Locate each line with the string "Enumerate" in the listing below and copy it.

START Given information

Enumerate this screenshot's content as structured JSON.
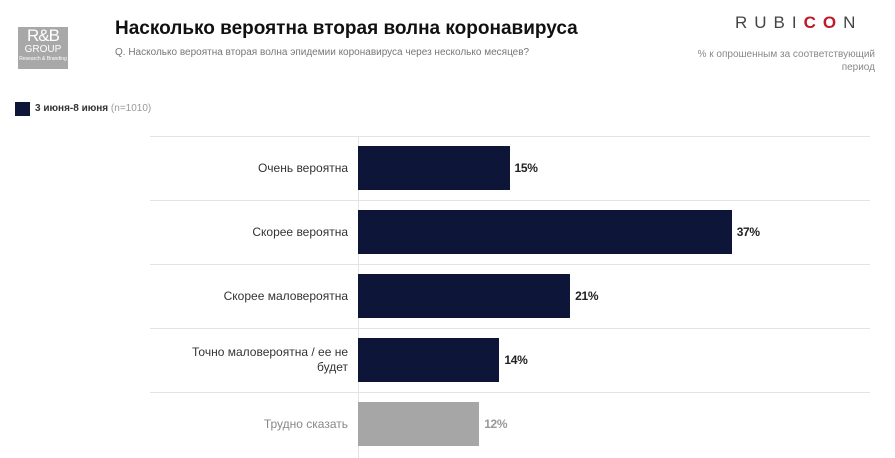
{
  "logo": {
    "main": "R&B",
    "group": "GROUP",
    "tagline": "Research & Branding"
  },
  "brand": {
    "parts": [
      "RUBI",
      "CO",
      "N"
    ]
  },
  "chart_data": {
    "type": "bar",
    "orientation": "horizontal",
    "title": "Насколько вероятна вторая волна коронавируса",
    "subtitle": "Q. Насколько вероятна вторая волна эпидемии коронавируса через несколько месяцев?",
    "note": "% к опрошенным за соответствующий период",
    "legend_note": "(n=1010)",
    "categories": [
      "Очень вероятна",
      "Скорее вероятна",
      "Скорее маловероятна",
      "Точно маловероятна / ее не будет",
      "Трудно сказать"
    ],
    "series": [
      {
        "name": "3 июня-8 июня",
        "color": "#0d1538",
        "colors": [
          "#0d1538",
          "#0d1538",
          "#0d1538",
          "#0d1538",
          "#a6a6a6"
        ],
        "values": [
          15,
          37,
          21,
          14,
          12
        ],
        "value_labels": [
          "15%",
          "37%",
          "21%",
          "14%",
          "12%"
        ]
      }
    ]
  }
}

END Given information
START Given information

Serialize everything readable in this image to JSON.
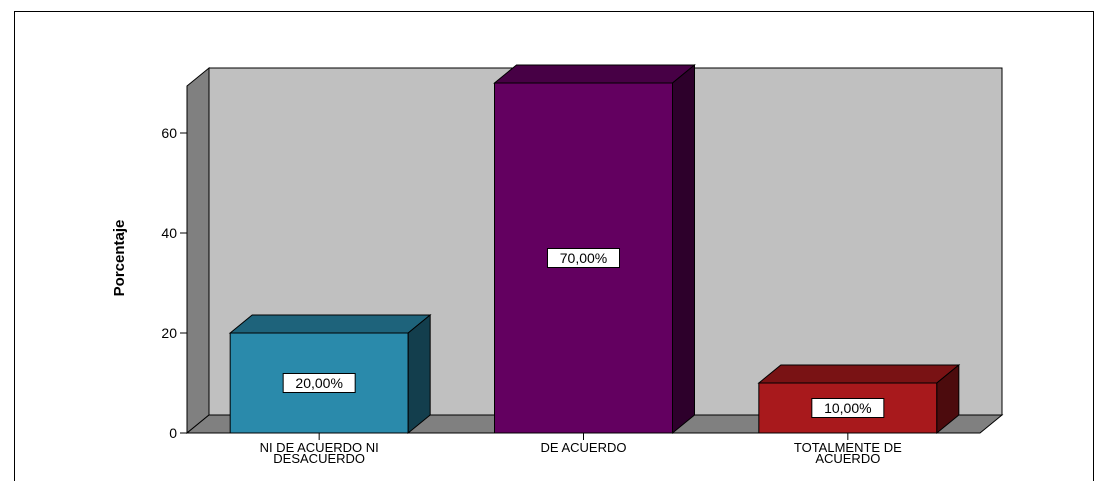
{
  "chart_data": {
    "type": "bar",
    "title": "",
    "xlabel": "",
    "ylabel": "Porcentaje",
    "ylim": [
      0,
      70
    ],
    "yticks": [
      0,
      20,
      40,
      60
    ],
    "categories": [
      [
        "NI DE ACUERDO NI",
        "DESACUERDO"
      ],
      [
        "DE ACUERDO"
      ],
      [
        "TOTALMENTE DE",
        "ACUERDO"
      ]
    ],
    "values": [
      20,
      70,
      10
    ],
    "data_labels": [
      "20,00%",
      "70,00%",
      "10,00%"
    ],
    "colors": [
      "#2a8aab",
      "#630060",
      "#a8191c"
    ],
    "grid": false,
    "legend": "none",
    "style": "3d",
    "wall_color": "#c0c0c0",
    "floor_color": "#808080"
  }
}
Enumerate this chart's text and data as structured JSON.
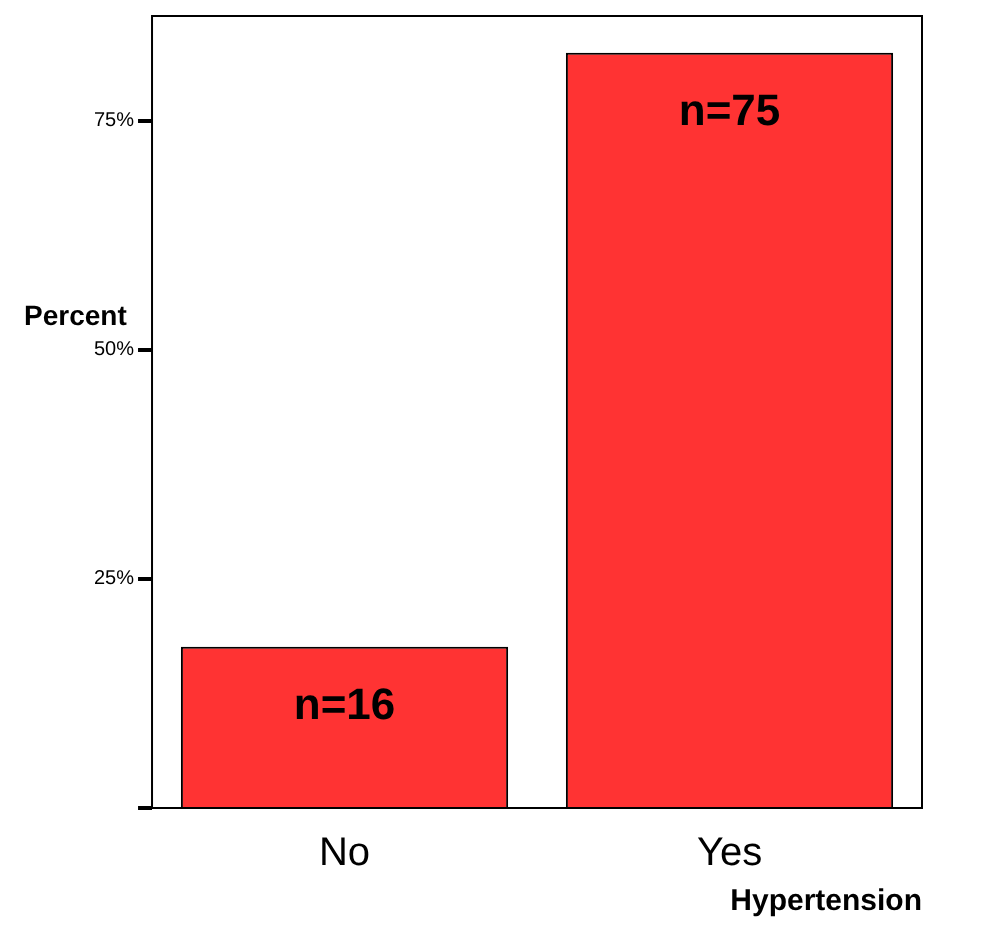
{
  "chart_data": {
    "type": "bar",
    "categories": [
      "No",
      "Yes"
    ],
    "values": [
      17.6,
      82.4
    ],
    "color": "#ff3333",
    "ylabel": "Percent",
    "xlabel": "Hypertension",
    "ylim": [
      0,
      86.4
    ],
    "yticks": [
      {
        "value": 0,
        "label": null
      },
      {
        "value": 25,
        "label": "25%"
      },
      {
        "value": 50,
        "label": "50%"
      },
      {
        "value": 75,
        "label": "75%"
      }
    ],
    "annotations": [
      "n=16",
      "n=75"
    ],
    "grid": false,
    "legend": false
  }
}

END Given information

• _Correct answer_:
Enumerate this screenshot's content as structured JSON.
Enumerate this chart's text and data as structured JSON.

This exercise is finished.